WHAT THE TASK ASKS >>
Restate each of the lines given below, word for word.

DATA FOR THIS EXERCISE >>

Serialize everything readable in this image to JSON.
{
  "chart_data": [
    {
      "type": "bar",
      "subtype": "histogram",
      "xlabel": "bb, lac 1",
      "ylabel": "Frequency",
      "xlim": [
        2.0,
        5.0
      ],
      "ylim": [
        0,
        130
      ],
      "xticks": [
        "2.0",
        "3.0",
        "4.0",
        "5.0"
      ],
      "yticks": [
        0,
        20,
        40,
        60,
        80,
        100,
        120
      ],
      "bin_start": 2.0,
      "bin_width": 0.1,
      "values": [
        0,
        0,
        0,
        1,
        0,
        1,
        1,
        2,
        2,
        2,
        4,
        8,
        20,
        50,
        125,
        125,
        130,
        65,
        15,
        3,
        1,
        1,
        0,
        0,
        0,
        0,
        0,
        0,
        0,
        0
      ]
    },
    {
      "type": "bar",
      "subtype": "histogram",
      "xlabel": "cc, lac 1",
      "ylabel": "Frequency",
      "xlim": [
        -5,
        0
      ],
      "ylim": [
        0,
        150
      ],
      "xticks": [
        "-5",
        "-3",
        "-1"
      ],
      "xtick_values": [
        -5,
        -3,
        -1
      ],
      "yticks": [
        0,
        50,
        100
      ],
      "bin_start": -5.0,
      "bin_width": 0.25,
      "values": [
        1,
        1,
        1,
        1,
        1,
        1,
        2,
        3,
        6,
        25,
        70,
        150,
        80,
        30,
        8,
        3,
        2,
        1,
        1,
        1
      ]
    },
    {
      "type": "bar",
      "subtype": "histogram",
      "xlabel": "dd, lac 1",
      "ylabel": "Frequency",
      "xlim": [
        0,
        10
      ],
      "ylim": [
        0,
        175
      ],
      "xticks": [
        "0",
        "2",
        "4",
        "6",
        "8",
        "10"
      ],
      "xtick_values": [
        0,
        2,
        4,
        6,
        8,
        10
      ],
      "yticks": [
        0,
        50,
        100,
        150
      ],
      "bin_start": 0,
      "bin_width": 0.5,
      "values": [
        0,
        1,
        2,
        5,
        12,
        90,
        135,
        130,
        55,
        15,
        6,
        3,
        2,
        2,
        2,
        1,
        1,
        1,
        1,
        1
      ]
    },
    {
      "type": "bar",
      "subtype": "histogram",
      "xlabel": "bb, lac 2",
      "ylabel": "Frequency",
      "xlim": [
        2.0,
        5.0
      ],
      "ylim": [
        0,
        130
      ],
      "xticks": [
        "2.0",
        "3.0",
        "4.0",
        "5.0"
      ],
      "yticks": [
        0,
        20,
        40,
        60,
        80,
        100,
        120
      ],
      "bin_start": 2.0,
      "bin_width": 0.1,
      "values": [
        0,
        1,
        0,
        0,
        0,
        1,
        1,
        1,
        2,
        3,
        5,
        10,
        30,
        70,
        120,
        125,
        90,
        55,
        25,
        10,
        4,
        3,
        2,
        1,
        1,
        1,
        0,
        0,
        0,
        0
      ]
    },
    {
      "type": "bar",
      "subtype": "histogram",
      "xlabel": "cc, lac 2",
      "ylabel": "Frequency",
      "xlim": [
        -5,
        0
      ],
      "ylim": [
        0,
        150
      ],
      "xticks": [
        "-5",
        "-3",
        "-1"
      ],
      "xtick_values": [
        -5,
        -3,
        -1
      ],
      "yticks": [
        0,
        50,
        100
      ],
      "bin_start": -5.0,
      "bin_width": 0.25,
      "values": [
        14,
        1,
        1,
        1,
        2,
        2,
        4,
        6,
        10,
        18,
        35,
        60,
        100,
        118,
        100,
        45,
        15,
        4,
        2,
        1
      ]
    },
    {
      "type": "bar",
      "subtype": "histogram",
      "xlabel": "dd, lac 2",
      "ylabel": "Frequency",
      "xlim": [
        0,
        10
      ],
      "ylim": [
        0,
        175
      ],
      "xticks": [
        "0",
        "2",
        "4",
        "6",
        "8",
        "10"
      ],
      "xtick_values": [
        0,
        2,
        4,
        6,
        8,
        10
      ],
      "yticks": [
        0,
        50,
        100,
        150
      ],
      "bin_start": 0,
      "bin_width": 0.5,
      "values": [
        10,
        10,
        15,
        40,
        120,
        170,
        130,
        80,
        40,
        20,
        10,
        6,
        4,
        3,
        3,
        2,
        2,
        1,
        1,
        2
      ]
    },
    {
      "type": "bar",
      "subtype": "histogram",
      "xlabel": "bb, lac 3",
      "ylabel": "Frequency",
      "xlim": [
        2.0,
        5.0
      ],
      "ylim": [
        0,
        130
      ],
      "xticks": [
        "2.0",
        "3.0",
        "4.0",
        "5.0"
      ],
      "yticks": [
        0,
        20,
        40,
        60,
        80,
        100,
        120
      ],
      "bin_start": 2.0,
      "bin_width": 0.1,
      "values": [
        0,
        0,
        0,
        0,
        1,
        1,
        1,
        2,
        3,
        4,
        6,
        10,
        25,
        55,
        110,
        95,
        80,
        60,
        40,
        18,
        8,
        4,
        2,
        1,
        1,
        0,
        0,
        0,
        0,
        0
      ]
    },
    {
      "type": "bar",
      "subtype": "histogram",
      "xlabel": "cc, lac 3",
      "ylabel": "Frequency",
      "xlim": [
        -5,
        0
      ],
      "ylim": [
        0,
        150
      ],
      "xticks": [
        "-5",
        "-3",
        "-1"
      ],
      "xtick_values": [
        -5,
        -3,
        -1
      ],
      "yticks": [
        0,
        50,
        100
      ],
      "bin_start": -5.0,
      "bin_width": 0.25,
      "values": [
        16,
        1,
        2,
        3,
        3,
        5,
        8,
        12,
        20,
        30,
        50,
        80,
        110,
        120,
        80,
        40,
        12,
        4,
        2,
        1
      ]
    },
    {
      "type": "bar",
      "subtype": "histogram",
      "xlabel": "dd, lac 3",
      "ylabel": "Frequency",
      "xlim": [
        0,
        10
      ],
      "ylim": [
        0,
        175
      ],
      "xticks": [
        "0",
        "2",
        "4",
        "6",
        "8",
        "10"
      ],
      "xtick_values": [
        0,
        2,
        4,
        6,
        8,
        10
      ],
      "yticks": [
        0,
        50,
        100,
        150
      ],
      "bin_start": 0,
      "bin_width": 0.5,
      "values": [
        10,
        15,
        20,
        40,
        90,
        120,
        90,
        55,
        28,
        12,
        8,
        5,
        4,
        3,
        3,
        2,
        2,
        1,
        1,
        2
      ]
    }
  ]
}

EXERCISE RESULT >>
Serialize everything readable in this image to JSON.
{
  "chart_data": [
    {
      "type": "bar",
      "subtype": "histogram",
      "xlabel": "bb, lac 1",
      "ylabel": "Frequency",
      "xlim": [
        2.0,
        5.0
      ],
      "ylim": [
        0,
        130
      ],
      "xticks": [
        "2.0",
        "3.0",
        "4.0",
        "5.0"
      ],
      "yticks": [
        0,
        20,
        40,
        60,
        80,
        100,
        120
      ],
      "bin_start": 2.0,
      "bin_width": 0.1,
      "values": [
        0,
        0,
        0,
        1,
        0,
        1,
        1,
        2,
        2,
        2,
        4,
        8,
        20,
        50,
        125,
        125,
        130,
        65,
        15,
        3,
        1,
        1,
        0,
        0,
        0,
        0,
        0,
        0,
        0,
        0
      ]
    },
    {
      "type": "bar",
      "subtype": "histogram",
      "xlabel": "cc, lac 1",
      "ylabel": "Frequency",
      "xlim": [
        -5,
        0
      ],
      "ylim": [
        0,
        150
      ],
      "xticks": [
        "-5",
        "-3",
        "-1"
      ],
      "xtick_values": [
        -5,
        -3,
        -1
      ],
      "yticks": [
        0,
        50,
        100
      ],
      "bin_start": -5.0,
      "bin_width": 0.25,
      "values": [
        1,
        1,
        1,
        1,
        1,
        1,
        2,
        3,
        6,
        25,
        70,
        150,
        80,
        30,
        8,
        3,
        2,
        1,
        1,
        1
      ]
    },
    {
      "type": "bar",
      "subtype": "histogram",
      "xlabel": "dd, lac 1",
      "ylabel": "Frequency",
      "xlim": [
        0,
        10
      ],
      "ylim": [
        0,
        175
      ],
      "xticks": [
        "0",
        "2",
        "4",
        "6",
        "8",
        "10"
      ],
      "xtick_values": [
        0,
        2,
        4,
        6,
        8,
        10
      ],
      "yticks": [
        0,
        50,
        100,
        150
      ],
      "bin_start": 0,
      "bin_width": 0.5,
      "values": [
        0,
        1,
        2,
        5,
        12,
        90,
        135,
        130,
        55,
        15,
        6,
        3,
        2,
        2,
        2,
        1,
        1,
        1,
        1,
        1
      ]
    },
    {
      "type": "bar",
      "subtype": "histogram",
      "xlabel": "bb, lac 2",
      "ylabel": "Frequency",
      "xlim": [
        2.0,
        5.0
      ],
      "ylim": [
        0,
        130
      ],
      "xticks": [
        "2.0",
        "3.0",
        "4.0",
        "5.0"
      ],
      "yticks": [
        0,
        20,
        40,
        60,
        80,
        100,
        120
      ],
      "bin_start": 2.0,
      "bin_width": 0.1,
      "values": [
        0,
        1,
        0,
        0,
        0,
        1,
        1,
        1,
        2,
        3,
        5,
        10,
        30,
        70,
        120,
        125,
        90,
        55,
        25,
        10,
        4,
        3,
        2,
        1,
        1,
        1,
        0,
        0,
        0,
        0
      ]
    },
    {
      "type": "bar",
      "subtype": "histogram",
      "xlabel": "cc, lac 2",
      "ylabel": "Frequency",
      "xlim": [
        -5,
        0
      ],
      "ylim": [
        0,
        150
      ],
      "xticks": [
        "-5",
        "-3",
        "-1"
      ],
      "xtick_values": [
        -5,
        -3,
        -1
      ],
      "yticks": [
        0,
        50,
        100
      ],
      "bin_start": -5.0,
      "bin_width": 0.25,
      "values": [
        14,
        1,
        1,
        1,
        2,
        2,
        4,
        6,
        10,
        18,
        35,
        60,
        100,
        118,
        100,
        45,
        15,
        4,
        2,
        1
      ]
    },
    {
      "type": "bar",
      "subtype": "histogram",
      "xlabel": "dd, lac 2",
      "ylabel": "Frequency",
      "xlim": [
        0,
        10
      ],
      "ylim": [
        0,
        175
      ],
      "xticks": [
        "0",
        "2",
        "4",
        "6",
        "8",
        "10"
      ],
      "xtick_values": [
        0,
        2,
        4,
        6,
        8,
        10
      ],
      "yticks": [
        0,
        50,
        100,
        150
      ],
      "bin_start": 0,
      "bin_width": 0.5,
      "values": [
        10,
        10,
        15,
        40,
        120,
        170,
        130,
        80,
        40,
        20,
        10,
        6,
        4,
        3,
        3,
        2,
        2,
        1,
        1,
        2
      ]
    },
    {
      "type": "bar",
      "subtype": "histogram",
      "xlabel": "bb, lac 3",
      "ylabel": "Frequency",
      "xlim": [
        2.0,
        5.0
      ],
      "ylim": [
        0,
        130
      ],
      "xticks": [
        "2.0",
        "3.0",
        "4.0",
        "5.0"
      ],
      "yticks": [
        0,
        20,
        40,
        60,
        80,
        100,
        120
      ],
      "bin_start": 2.0,
      "bin_width": 0.1,
      "values": [
        0,
        0,
        0,
        0,
        1,
        1,
        1,
        2,
        3,
        4,
        6,
        10,
        25,
        55,
        110,
        95,
        80,
        60,
        40,
        18,
        8,
        4,
        2,
        1,
        1,
        0,
        0,
        0,
        0,
        0
      ]
    },
    {
      "type": "bar",
      "subtype": "histogram",
      "xlabel": "cc, lac 3",
      "ylabel": "Frequency",
      "xlim": [
        -5,
        0
      ],
      "ylim": [
        0,
        150
      ],
      "xticks": [
        "-5",
        "-3",
        "-1"
      ],
      "xtick_values": [
        -5,
        -3,
        -1
      ],
      "yticks": [
        0,
        50,
        100
      ],
      "bin_start": -5.0,
      "bin_width": 0.25,
      "values": [
        16,
        1,
        2,
        3,
        3,
        5,
        8,
        12,
        20,
        30,
        50,
        80,
        110,
        120,
        80,
        40,
        12,
        4,
        2,
        1
      ]
    },
    {
      "type": "bar",
      "subtype": "histogram",
      "xlabel": "dd, lac 3",
      "ylabel": "Frequency",
      "xlim": [
        0,
        10
      ],
      "ylim": [
        0,
        175
      ],
      "xticks": [
        "0",
        "2",
        "4",
        "6",
        "8",
        "10"
      ],
      "xtick_values": [
        0,
        2,
        4,
        6,
        8,
        10
      ],
      "yticks": [
        0,
        50,
        100,
        150
      ],
      "bin_start": 0,
      "bin_width": 0.5,
      "values": [
        10,
        15,
        20,
        40,
        90,
        120,
        90,
        55,
        28,
        12,
        8,
        5,
        4,
        3,
        3,
        2,
        2,
        1,
        1,
        2
      ]
    }
  ]
}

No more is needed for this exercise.